* INSTRUCTIONS TO FOLLOW *
Below are some records; give them all again exactly, but not the pictures.

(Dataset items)
* * * *
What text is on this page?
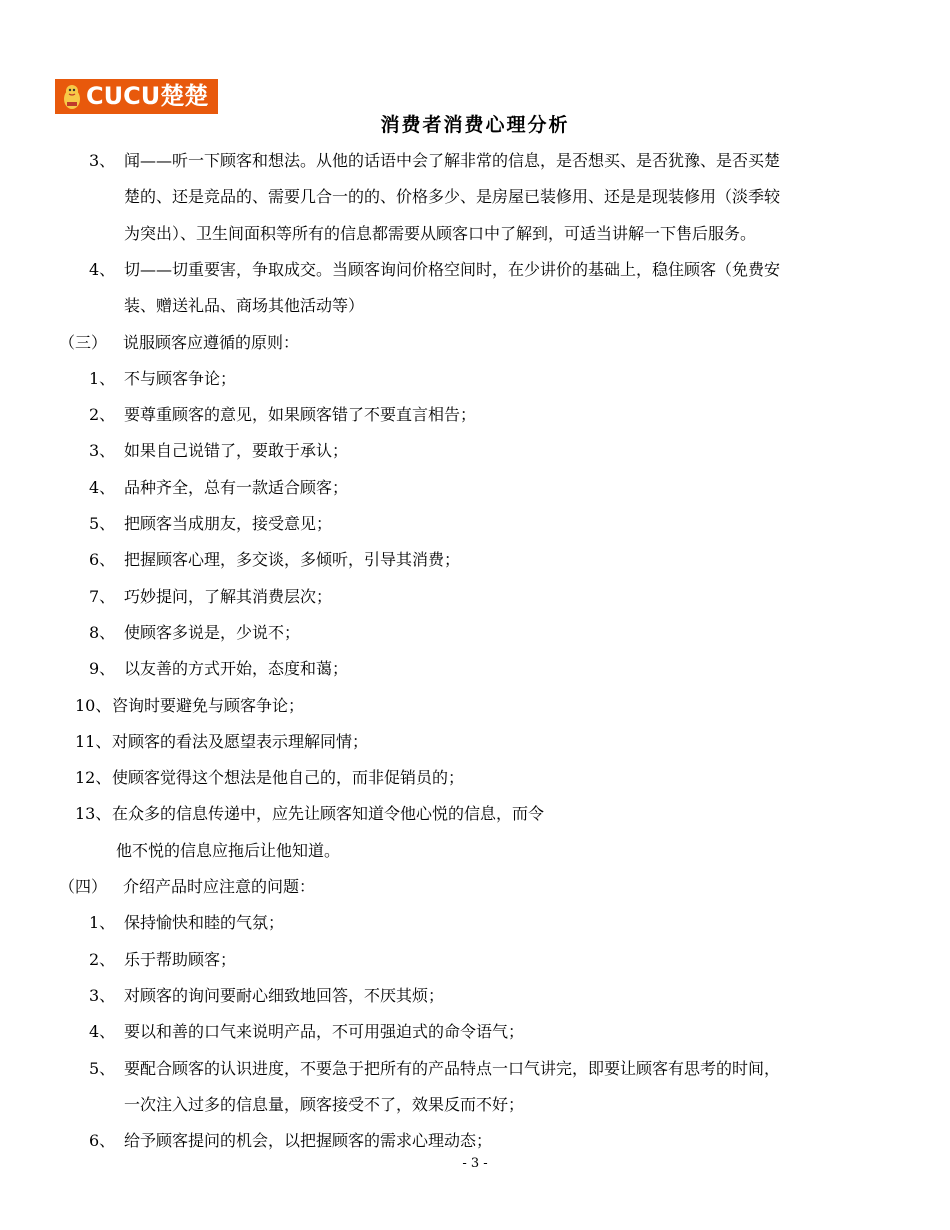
CUCU楚楚
消费者消费心理分析
3、 闻——听一下顾客和想法。从他的话语中会了解非常的信息，是否想买、是否犹豫、是否买楚
楚的、还是竞品的、需要几合一的的、价格多少、是房屋已装修用、还是是现装修用（淡季较
为突出）、卫生间面积等所有的信息都需要从顾客口中了解到，可适当讲解一下售后服务。
4、 切——切重要害，争取成交。当顾客询问价格空间时，在少讲价的基础上，稳住顾客（免费安
装、赠送礼品、商场其他活动等）
（三） 说服顾客应遵循的原则：
1、 不与顾客争论；
2、 要尊重顾客的意见，如果顾客错了不要直言相告；
3、 如果自己说错了，要敢于承认；
4、 品种齐全，总有一款适合顾客；
5、 把顾客当成朋友，接受意见；
6、 把握顾客心理，多交谈，多倾听，引导其消费；
7、 巧妙提问，了解其消费层次；
8、 使顾客多说是，少说不；
9、 以友善的方式开始，态度和蔼；
10、 咨询时要避免与顾客争论；
11、 对顾客的看法及愿望表示理解同情；
12、 使顾客觉得这个想法是他自己的，而非促销员的；
13、 在众多的信息传递中，应先让顾客知道令他心悦的信息，而令
他不悦的信息应拖后让他知道。
（四） 介绍产品时应注意的问题：
1、 保持愉快和睦的气氛；
2、 乐于帮助顾客；
3、 对顾客的询问要耐心细致地回答，不厌其烦；
4、 要以和善的口气来说明产品，不可用强迫式的命令语气；
5、 要配合顾客的认识进度，不要急于把所有的产品特点一口气讲完，即要让顾客有思考的时间，
一次注入过多的信息量，顾客接受不了，效果反而不好；
6、 给予顾客提问的机会，以把握顾客的需求心理动态；
- 3 -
* * * *
* ANSWER TO THIS PROBLEM *
What text is on this page?
CUCU楚楚
消费者消费心理分析
3、 闻——听一下顾客和想法。从他的话语中会了解非常的信息，是否想买、是否犹豫、是否买楚
楚的、还是竞品的、需要几合一的的、价格多少、是房屋已装修用、还是是现装修用（淡季较
为突出）、卫生间面积等所有的信息都需要从顾客口中了解到，可适当讲解一下售后服务。
4、 切——切重要害，争取成交。当顾客询问价格空间时，在少讲价的基础上，稳住顾客（免费安
装、赠送礼品、商场其他活动等）
（三） 说服顾客应遵循的原则：
1、 不与顾客争论；
2、 要尊重顾客的意见，如果顾客错了不要直言相告；
3、 如果自己说错了，要敢于承认；
4、 品种齐全，总有一款适合顾客；
5、 把顾客当成朋友，接受意见；
6、 把握顾客心理，多交谈，多倾听，引导其消费；
7、 巧妙提问，了解其消费层次；
8、 使顾客多说是，少说不；
9、 以友善的方式开始，态度和蔼；
10、 咨询时要避免与顾客争论；
11、 对顾客的看法及愿望表示理解同情；
12、 使顾客觉得这个想法是他自己的，而非促销员的；
13、 在众多的信息传递中，应先让顾客知道令他心悦的信息，而令
他不悦的信息应拖后让他知道。
（四） 介绍产品时应注意的问题：
1、 保持愉快和睦的气氛；
2、 乐于帮助顾客；
3、 对顾客的询问要耐心细致地回答，不厌其烦；
4、 要以和善的口气来说明产品，不可用强迫式的命令语气；
5、 要配合顾客的认识进度，不要急于把所有的产品特点一口气讲完，即要让顾客有思考的时间，
一次注入过多的信息量，顾客接受不了，效果反而不好；
6、 给予顾客提问的机会，以把握顾客的需求心理动态；
- 3 -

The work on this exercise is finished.